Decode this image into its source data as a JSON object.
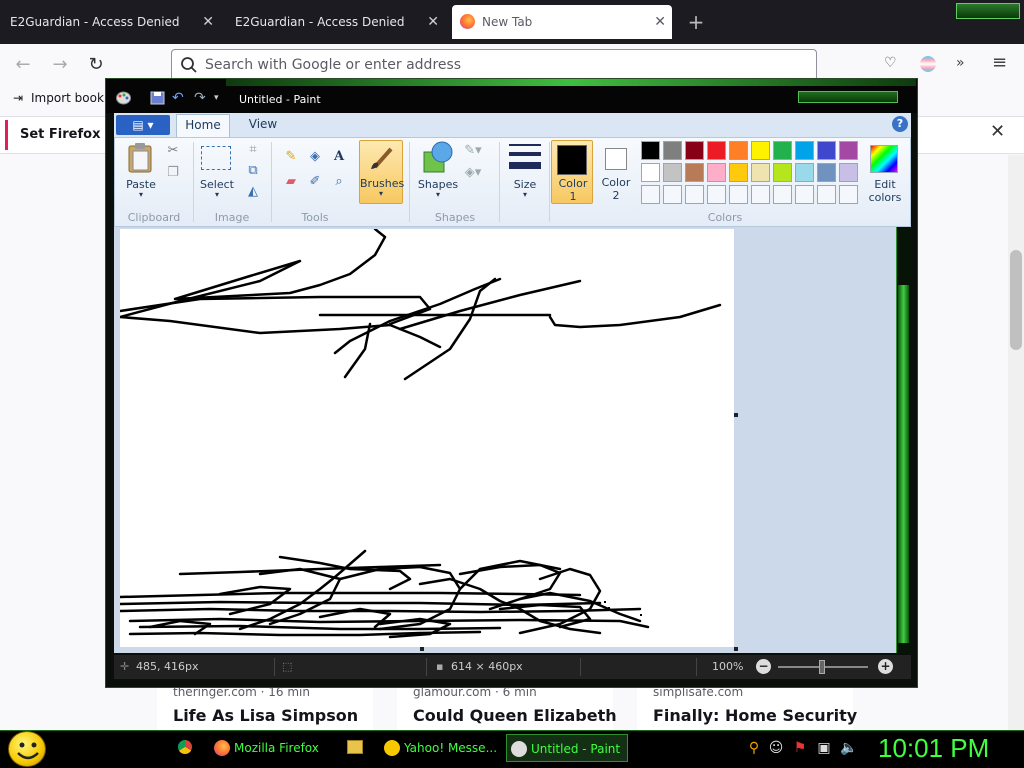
{
  "browser": {
    "tabs": [
      {
        "title": "E2Guardian - Access Denied"
      },
      {
        "title": "E2Guardian - Access Denied"
      },
      {
        "title": "New Tab"
      }
    ],
    "url_placeholder": "Search with Google or enter address",
    "bookmarks_label": "Import bookn",
    "notification_text": "Set Firefox as y",
    "cards": [
      {
        "source": "theringer.com · 16 min",
        "title": "Life As Lisa Simpson"
      },
      {
        "source": "glamour.com · 6 min",
        "title": "Could Queen Elizabeth"
      },
      {
        "source": "simplisafe.com",
        "title": "Finally: Home Security"
      }
    ]
  },
  "paint": {
    "title": "Untitled - Paint",
    "tabs": {
      "home": "Home",
      "view": "View"
    },
    "groups": {
      "clipboard": "Clipboard",
      "image": "Image",
      "tools": "Tools",
      "shapes": "Shapes",
      "colors": "Colors"
    },
    "buttons": {
      "paste": "Paste",
      "select": "Select",
      "brushes": "Brushes",
      "shapes": "Shapes",
      "size": "Size",
      "color1_line1": "Color",
      "color1_line2": "1",
      "color2_line1": "Color",
      "color2_line2": "2",
      "edit_colors_line1": "Edit",
      "edit_colors_line2": "colors"
    },
    "palette_row1": [
      "#000000",
      "#7f7f7f",
      "#880015",
      "#ed1c24",
      "#ff7f27",
      "#fff200",
      "#22b14c",
      "#00a2e8",
      "#3f48cc",
      "#a349a4"
    ],
    "palette_row2": [
      "#ffffff",
      "#c3c3c3",
      "#b97a57",
      "#ffaec9",
      "#ffc90e",
      "#efe4b0",
      "#b5e61d",
      "#99d9ea",
      "#7092be",
      "#c8bfe7"
    ],
    "color1": "#000000",
    "color2": "#ffffff",
    "status": {
      "cursor_pos": "485, 416px",
      "canvas_size": "614 × 460px",
      "zoom": "100%"
    }
  },
  "taskbar": {
    "items": [
      {
        "label": "Mozilla Firefox"
      },
      {
        "label": "Yahoo! Messe..."
      },
      {
        "label": "Untitled - Paint"
      }
    ],
    "clock": "10:01 PM"
  }
}
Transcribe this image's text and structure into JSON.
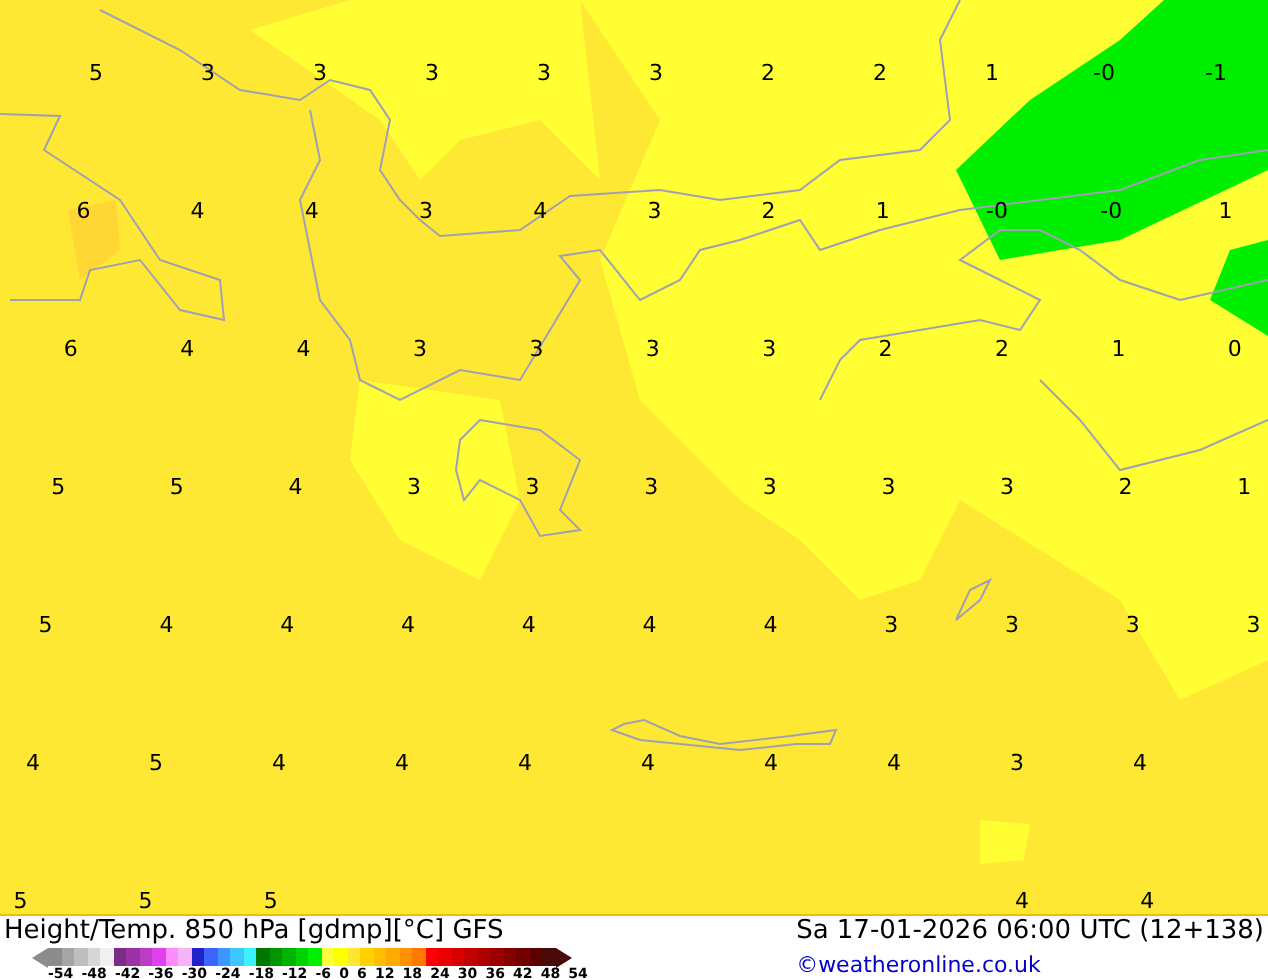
{
  "map": {
    "rows": [
      [
        "5",
        "3",
        "3",
        "3",
        "3",
        "3",
        "2",
        "2",
        "1",
        "-0",
        "-1"
      ],
      [
        "6",
        "4",
        "4",
        "3",
        "4",
        "3",
        "2",
        "1",
        "-0",
        "-0",
        "1"
      ],
      [
        "6",
        "4",
        "4",
        "3",
        "3",
        "3",
        "3",
        "2",
        "2",
        "1",
        "0"
      ],
      [
        "5",
        "5",
        "4",
        "3",
        "3",
        "3",
        "3",
        "3",
        "3",
        "2",
        "1"
      ],
      [
        "5",
        "4",
        "4",
        "4",
        "4",
        "4",
        "4",
        "3",
        "3",
        "3",
        "3"
      ],
      [
        "4",
        "5",
        "4",
        "4",
        "4",
        "4",
        "4",
        "4",
        "3",
        "4"
      ],
      [
        "5",
        "5",
        "5",
        null,
        null,
        null,
        null,
        null,
        "4",
        "4"
      ]
    ]
  },
  "footer": {
    "title": "Height/Temp. 850 hPa [gdmp][°C] GFS",
    "datetime": "Sa 17-01-2026 06:00 UTC (12+138)",
    "credit": "©weatheronline.co.uk",
    "scale": {
      "swatches": [
        {
          "color": "#8c8c8c"
        },
        {
          "color": "#a5a5a5"
        },
        {
          "color": "#bebebe"
        },
        {
          "color": "#d7d7d7"
        },
        {
          "color": "#f0f0f0"
        },
        {
          "color": "#7a2c86"
        },
        {
          "color": "#9b33a6"
        },
        {
          "color": "#bb3cc6"
        },
        {
          "color": "#e040f0"
        },
        {
          "color": "#ff8cff"
        },
        {
          "color": "#f5b4f5"
        },
        {
          "color": "#2222c8"
        },
        {
          "color": "#3c64ff"
        },
        {
          "color": "#3c96ff"
        },
        {
          "color": "#3cc8ff"
        },
        {
          "color": "#3cf0ff"
        },
        {
          "color": "#007800"
        },
        {
          "color": "#009600"
        },
        {
          "color": "#00b400"
        },
        {
          "color": "#00d200"
        },
        {
          "color": "#00f000"
        },
        {
          "color": "#ffff3c"
        },
        {
          "color": "#ffff00"
        },
        {
          "color": "#ffe632"
        },
        {
          "color": "#ffd200"
        },
        {
          "color": "#ffbe00"
        },
        {
          "color": "#ffaa00"
        },
        {
          "color": "#ff9100"
        },
        {
          "color": "#ff7800"
        },
        {
          "color": "#ff0000"
        },
        {
          "color": "#eb0000"
        },
        {
          "color": "#d70000"
        },
        {
          "color": "#c30000"
        },
        {
          "color": "#af0000"
        },
        {
          "color": "#9b0000"
        },
        {
          "color": "#870000"
        },
        {
          "color": "#730000"
        },
        {
          "color": "#5f0000"
        },
        {
          "color": "#4b0a0a"
        }
      ],
      "labels": [
        "-54",
        "-48",
        "-42",
        "-36",
        "-30",
        "-24",
        "-18",
        "-12",
        "-6",
        "0",
        "6",
        "12",
        "18",
        "24",
        "30",
        "36",
        "42",
        "48",
        "54"
      ]
    }
  }
}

▶ **Aim of the exercise**: Reproduce the whole listing exactly, but not the images in it.

▶ **In response**:
Decode this image into its source data as a JSON object.
{
  "browser": {
    "tabs": [
      {
        "title": "E2Guardian - Access Denied"
      },
      {
        "title": "E2Guardian - Access Denied"
      },
      {
        "title": "New Tab"
      }
    ],
    "url_placeholder": "Search with Google or enter address",
    "bookmarks_label": "Import bookn",
    "notification_text": "Set Firefox as y",
    "cards": [
      {
        "source": "theringer.com · 16 min",
        "title": "Life As Lisa Simpson"
      },
      {
        "source": "glamour.com · 6 min",
        "title": "Could Queen Elizabeth"
      },
      {
        "source": "simplisafe.com",
        "title": "Finally: Home Security"
      }
    ]
  },
  "paint": {
    "title": "Untitled - Paint",
    "tabs": {
      "home": "Home",
      "view": "View"
    },
    "groups": {
      "clipboard": "Clipboard",
      "image": "Image",
      "tools": "Tools",
      "shapes": "Shapes",
      "colors": "Colors"
    },
    "buttons": {
      "paste": "Paste",
      "select": "Select",
      "brushes": "Brushes",
      "shapes": "Shapes",
      "size": "Size",
      "color1_line1": "Color",
      "color1_line2": "1",
      "color2_line1": "Color",
      "color2_line2": "2",
      "edit_colors_line1": "Edit",
      "edit_colors_line2": "colors"
    },
    "palette_row1": [
      "#000000",
      "#7f7f7f",
      "#880015",
      "#ed1c24",
      "#ff7f27",
      "#fff200",
      "#22b14c",
      "#00a2e8",
      "#3f48cc",
      "#a349a4"
    ],
    "palette_row2": [
      "#ffffff",
      "#c3c3c3",
      "#b97a57",
      "#ffaec9",
      "#ffc90e",
      "#efe4b0",
      "#b5e61d",
      "#99d9ea",
      "#7092be",
      "#c8bfe7"
    ],
    "color1": "#000000",
    "color2": "#ffffff",
    "status": {
      "cursor_pos": "485, 416px",
      "canvas_size": "614 × 460px",
      "zoom": "100%"
    }
  },
  "taskbar": {
    "items": [
      {
        "label": "Mozilla Firefox"
      },
      {
        "label": "Yahoo! Messe..."
      },
      {
        "label": "Untitled - Paint"
      }
    ],
    "clock": "10:01 PM"
  }
}
Transcribe this image's text and structure into JSON.
{
  "map": {
    "rows": [
      [
        "5",
        "3",
        "3",
        "3",
        "3",
        "3",
        "2",
        "2",
        "1",
        "-0",
        "-1"
      ],
      [
        "6",
        "4",
        "4",
        "3",
        "4",
        "3",
        "2",
        "1",
        "-0",
        "-0",
        "1"
      ],
      [
        "6",
        "4",
        "4",
        "3",
        "3",
        "3",
        "3",
        "2",
        "2",
        "1",
        "0"
      ],
      [
        "5",
        "5",
        "4",
        "3",
        "3",
        "3",
        "3",
        "3",
        "3",
        "2",
        "1"
      ],
      [
        "5",
        "4",
        "4",
        "4",
        "4",
        "4",
        "4",
        "3",
        "3",
        "3",
        "3"
      ],
      [
        "4",
        "5",
        "4",
        "4",
        "4",
        "4",
        "4",
        "4",
        "3",
        "4"
      ],
      [
        "5",
        "5",
        "5",
        null,
        null,
        null,
        null,
        null,
        "4",
        "4"
      ]
    ]
  },
  "footer": {
    "title": "Height/Temp. 850 hPa [gdmp][°C] GFS",
    "datetime": "Sa 17-01-2026 06:00 UTC (12+138)",
    "credit": "©weatheronline.co.uk",
    "scale": {
      "swatches": [
        {
          "color": "#8c8c8c"
        },
        {
          "color": "#a5a5a5"
        },
        {
          "color": "#bebebe"
        },
        {
          "color": "#d7d7d7"
        },
        {
          "color": "#f0f0f0"
        },
        {
          "color": "#7a2c86"
        },
        {
          "color": "#9b33a6"
        },
        {
          "color": "#bb3cc6"
        },
        {
          "color": "#e040f0"
        },
        {
          "color": "#ff8cff"
        },
        {
          "color": "#f5b4f5"
        },
        {
          "color": "#2222c8"
        },
        {
          "color": "#3c64ff"
        },
        {
          "color": "#3c96ff"
        },
        {
          "color": "#3cc8ff"
        },
        {
          "color": "#3cf0ff"
        },
        {
          "color": "#007800"
        },
        {
          "color": "#009600"
        },
        {
          "color": "#00b400"
        },
        {
          "color": "#00d200"
        },
        {
          "color": "#00f000"
        },
        {
          "color": "#ffff3c"
        },
        {
          "color": "#ffff00"
        },
        {
          "color": "#ffe632"
        },
        {
          "color": "#ffd200"
        },
        {
          "color": "#ffbe00"
        },
        {
          "color": "#ffaa00"
        },
        {
          "color": "#ff9100"
        },
        {
          "color": "#ff7800"
        },
        {
          "color": "#ff0000"
        },
        {
          "color": "#eb0000"
        },
        {
          "color": "#d70000"
        },
        {
          "color": "#c30000"
        },
        {
          "color": "#af0000"
        },
        {
          "color": "#9b0000"
        },
        {
          "color": "#870000"
        },
        {
          "color": "#730000"
        },
        {
          "color": "#5f0000"
        },
        {
          "color": "#4b0a0a"
        }
      ],
      "labels": [
        "-54",
        "-48",
        "-42",
        "-36",
        "-30",
        "-24",
        "-18",
        "-12",
        "-6",
        "0",
        "6",
        "12",
        "18",
        "24",
        "30",
        "36",
        "42",
        "48",
        "54"
      ]
    }
  }
}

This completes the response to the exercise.